[Input for this task start]

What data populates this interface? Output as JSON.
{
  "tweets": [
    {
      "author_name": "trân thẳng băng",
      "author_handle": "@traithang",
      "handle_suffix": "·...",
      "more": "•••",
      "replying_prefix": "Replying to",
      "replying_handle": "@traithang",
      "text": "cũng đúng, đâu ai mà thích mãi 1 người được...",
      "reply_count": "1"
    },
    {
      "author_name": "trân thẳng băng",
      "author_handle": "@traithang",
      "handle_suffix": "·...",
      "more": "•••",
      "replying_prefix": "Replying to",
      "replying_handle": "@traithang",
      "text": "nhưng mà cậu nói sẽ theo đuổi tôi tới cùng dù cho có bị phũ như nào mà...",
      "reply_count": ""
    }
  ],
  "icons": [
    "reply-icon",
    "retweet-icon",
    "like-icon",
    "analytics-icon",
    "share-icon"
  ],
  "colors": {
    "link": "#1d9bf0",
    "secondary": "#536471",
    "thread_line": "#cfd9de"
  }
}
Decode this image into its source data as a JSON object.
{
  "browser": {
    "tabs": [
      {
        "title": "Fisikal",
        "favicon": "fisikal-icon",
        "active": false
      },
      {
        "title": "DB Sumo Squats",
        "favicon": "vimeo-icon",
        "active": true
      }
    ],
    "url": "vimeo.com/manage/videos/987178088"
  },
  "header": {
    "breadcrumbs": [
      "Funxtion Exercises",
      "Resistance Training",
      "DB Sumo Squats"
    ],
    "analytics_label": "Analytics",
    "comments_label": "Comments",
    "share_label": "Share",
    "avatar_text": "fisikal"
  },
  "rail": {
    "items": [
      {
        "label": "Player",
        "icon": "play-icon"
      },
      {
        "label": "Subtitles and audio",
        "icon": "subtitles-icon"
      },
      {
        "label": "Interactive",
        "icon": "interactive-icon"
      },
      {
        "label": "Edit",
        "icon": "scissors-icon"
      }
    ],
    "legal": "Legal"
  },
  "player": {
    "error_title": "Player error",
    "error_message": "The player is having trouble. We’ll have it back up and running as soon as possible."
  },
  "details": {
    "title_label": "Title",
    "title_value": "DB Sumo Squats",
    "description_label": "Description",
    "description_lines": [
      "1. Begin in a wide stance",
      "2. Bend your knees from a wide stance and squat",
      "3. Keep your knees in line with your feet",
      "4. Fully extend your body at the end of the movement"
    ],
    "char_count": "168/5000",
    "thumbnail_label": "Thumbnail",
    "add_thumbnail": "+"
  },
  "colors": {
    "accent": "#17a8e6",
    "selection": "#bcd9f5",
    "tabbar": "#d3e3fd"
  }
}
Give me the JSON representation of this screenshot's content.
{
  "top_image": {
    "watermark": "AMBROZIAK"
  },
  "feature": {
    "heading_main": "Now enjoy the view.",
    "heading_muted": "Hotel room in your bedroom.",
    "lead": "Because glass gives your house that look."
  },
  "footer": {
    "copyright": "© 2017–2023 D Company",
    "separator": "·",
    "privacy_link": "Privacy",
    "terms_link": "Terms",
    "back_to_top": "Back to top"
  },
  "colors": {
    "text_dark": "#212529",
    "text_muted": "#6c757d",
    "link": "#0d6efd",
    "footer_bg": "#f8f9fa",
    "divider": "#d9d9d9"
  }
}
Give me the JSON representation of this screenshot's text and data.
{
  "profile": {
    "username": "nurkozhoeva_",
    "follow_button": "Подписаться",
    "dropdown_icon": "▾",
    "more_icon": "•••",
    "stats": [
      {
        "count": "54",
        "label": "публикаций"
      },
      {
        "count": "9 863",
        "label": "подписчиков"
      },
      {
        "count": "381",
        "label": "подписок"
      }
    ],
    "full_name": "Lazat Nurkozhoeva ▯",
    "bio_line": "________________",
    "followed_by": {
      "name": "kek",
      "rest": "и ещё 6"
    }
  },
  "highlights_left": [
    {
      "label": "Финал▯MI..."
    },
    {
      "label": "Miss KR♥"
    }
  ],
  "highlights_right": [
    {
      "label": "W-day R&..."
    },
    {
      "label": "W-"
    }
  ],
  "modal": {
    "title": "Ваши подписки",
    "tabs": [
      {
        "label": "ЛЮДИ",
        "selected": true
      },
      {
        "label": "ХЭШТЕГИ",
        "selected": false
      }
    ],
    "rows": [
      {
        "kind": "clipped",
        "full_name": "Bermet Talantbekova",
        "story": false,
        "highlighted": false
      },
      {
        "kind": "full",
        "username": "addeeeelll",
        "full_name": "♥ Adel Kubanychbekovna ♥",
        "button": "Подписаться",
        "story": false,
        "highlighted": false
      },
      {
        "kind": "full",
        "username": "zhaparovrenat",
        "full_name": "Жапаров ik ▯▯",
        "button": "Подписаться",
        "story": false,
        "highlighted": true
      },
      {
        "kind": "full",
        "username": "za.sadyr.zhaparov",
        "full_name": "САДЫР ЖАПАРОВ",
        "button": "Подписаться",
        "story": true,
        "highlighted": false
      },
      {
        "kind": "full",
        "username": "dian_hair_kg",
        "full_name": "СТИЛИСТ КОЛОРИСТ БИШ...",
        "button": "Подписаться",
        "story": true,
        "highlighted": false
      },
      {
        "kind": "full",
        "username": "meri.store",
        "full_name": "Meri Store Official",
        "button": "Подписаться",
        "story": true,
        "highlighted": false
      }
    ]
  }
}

[Input for this task end]

[Do this]:
Write down every line of the data exactly as it appears above.

[Result for this exercise]:
What data populates this interface? Output as JSON.
{
  "tweets": [
    {
      "author_name": "trân thẳng băng",
      "author_handle": "@traithang",
      "handle_suffix": "·...",
      "more": "•••",
      "replying_prefix": "Replying to",
      "replying_handle": "@traithang",
      "text": "cũng đúng, đâu ai mà thích mãi 1 người được...",
      "reply_count": "1"
    },
    {
      "author_name": "trân thẳng băng",
      "author_handle": "@traithang",
      "handle_suffix": "·...",
      "more": "•••",
      "replying_prefix": "Replying to",
      "replying_handle": "@traithang",
      "text": "nhưng mà cậu nói sẽ theo đuổi tôi tới cùng dù cho có bị phũ như nào mà...",
      "reply_count": ""
    }
  ],
  "icons": [
    "reply-icon",
    "retweet-icon",
    "like-icon",
    "analytics-icon",
    "share-icon"
  ],
  "colors": {
    "link": "#1d9bf0",
    "secondary": "#536471",
    "thread_line": "#cfd9de"
  }
}
Decode this image into its source data as a JSON object.
{
  "browser": {
    "tabs": [
      {
        "title": "Fisikal",
        "favicon": "fisikal-icon",
        "active": false
      },
      {
        "title": "DB Sumo Squats",
        "favicon": "vimeo-icon",
        "active": true
      }
    ],
    "url": "vimeo.com/manage/videos/987178088"
  },
  "header": {
    "breadcrumbs": [
      "Funxtion Exercises",
      "Resistance Training",
      "DB Sumo Squats"
    ],
    "analytics_label": "Analytics",
    "comments_label": "Comments",
    "share_label": "Share",
    "avatar_text": "fisikal"
  },
  "rail": {
    "items": [
      {
        "label": "Player",
        "icon": "play-icon"
      },
      {
        "label": "Subtitles and audio",
        "icon": "subtitles-icon"
      },
      {
        "label": "Interactive",
        "icon": "interactive-icon"
      },
      {
        "label": "Edit",
        "icon": "scissors-icon"
      }
    ],
    "legal": "Legal"
  },
  "player": {
    "error_title": "Player error",
    "error_message": "The player is having trouble. We’ll have it back up and running as soon as possible."
  },
  "details": {
    "title_label": "Title",
    "title_value": "DB Sumo Squats",
    "description_label": "Description",
    "description_lines": [
      "1. Begin in a wide stance",
      "2. Bend your knees from a wide stance and squat",
      "3. Keep your knees in line with your feet",
      "4. Fully extend your body at the end of the movement"
    ],
    "char_count": "168/5000",
    "thumbnail_label": "Thumbnail",
    "add_thumbnail": "+"
  },
  "colors": {
    "accent": "#17a8e6",
    "selection": "#bcd9f5",
    "tabbar": "#d3e3fd"
  }
}
Give me the JSON representation of this screenshot's content.
{
  "top_image": {
    "watermark": "AMBROZIAK"
  },
  "feature": {
    "heading_main": "Now enjoy the view.",
    "heading_muted": "Hotel room in your bedroom.",
    "lead": "Because glass gives your house that look."
  },
  "footer": {
    "copyright": "© 2017–2023 D Company",
    "separator": "·",
    "privacy_link": "Privacy",
    "terms_link": "Terms",
    "back_to_top": "Back to top"
  },
  "colors": {
    "text_dark": "#212529",
    "text_muted": "#6c757d",
    "link": "#0d6efd",
    "footer_bg": "#f8f9fa",
    "divider": "#d9d9d9"
  }
}
Give me the JSON representation of this screenshot's text and data.
{
  "profile": {
    "username": "nurkozhoeva_",
    "follow_button": "Подписаться",
    "dropdown_icon": "▾",
    "more_icon": "•••",
    "stats": [
      {
        "count": "54",
        "label": "публикаций"
      },
      {
        "count": "9 863",
        "label": "подписчиков"
      },
      {
        "count": "381",
        "label": "подписок"
      }
    ],
    "full_name": "Lazat Nurkozhoeva ▯",
    "bio_line": "________________",
    "followed_by": {
      "name": "kek",
      "rest": "и ещё 6"
    }
  },
  "highlights_left": [
    {
      "label": "Финал▯MI..."
    },
    {
      "label": "Miss KR♥"
    }
  ],
  "highlights_right": [
    {
      "label": "W-day R&..."
    },
    {
      "label": "W-"
    }
  ],
  "modal": {
    "title": "Ваши подписки",
    "tabs": [
      {
        "label": "ЛЮДИ",
        "selected": true
      },
      {
        "label": "ХЭШТЕГИ",
        "selected": false
      }
    ],
    "rows": [
      {
        "kind": "clipped",
        "full_name": "Bermet Talantbekova",
        "story": false,
        "highlighted": false
      },
      {
        "kind": "full",
        "username": "addeeeelll",
        "full_name": "♥ Adel Kubanychbekovna ♥",
        "button": "Подписаться",
        "story": false,
        "highlighted": false
      },
      {
        "kind": "full",
        "username": "zhaparovrenat",
        "full_name": "Жапаров ik ▯▯",
        "button": "Подписаться",
        "story": false,
        "highlighted": true
      },
      {
        "kind": "full",
        "username": "za.sadyr.zhaparov",
        "full_name": "САДЫР ЖАПАРОВ",
        "button": "Подписаться",
        "story": true,
        "highlighted": false
      },
      {
        "kind": "full",
        "username": "dian_hair_kg",
        "full_name": "СТИЛИСТ КОЛОРИСТ БИШ...",
        "button": "Подписаться",
        "story": true,
        "highlighted": false
      },
      {
        "kind": "full",
        "username": "meri.store",
        "full_name": "Meri Store Official",
        "button": "Подписаться",
        "story": true,
        "highlighted": false
      }
    ]
  }
}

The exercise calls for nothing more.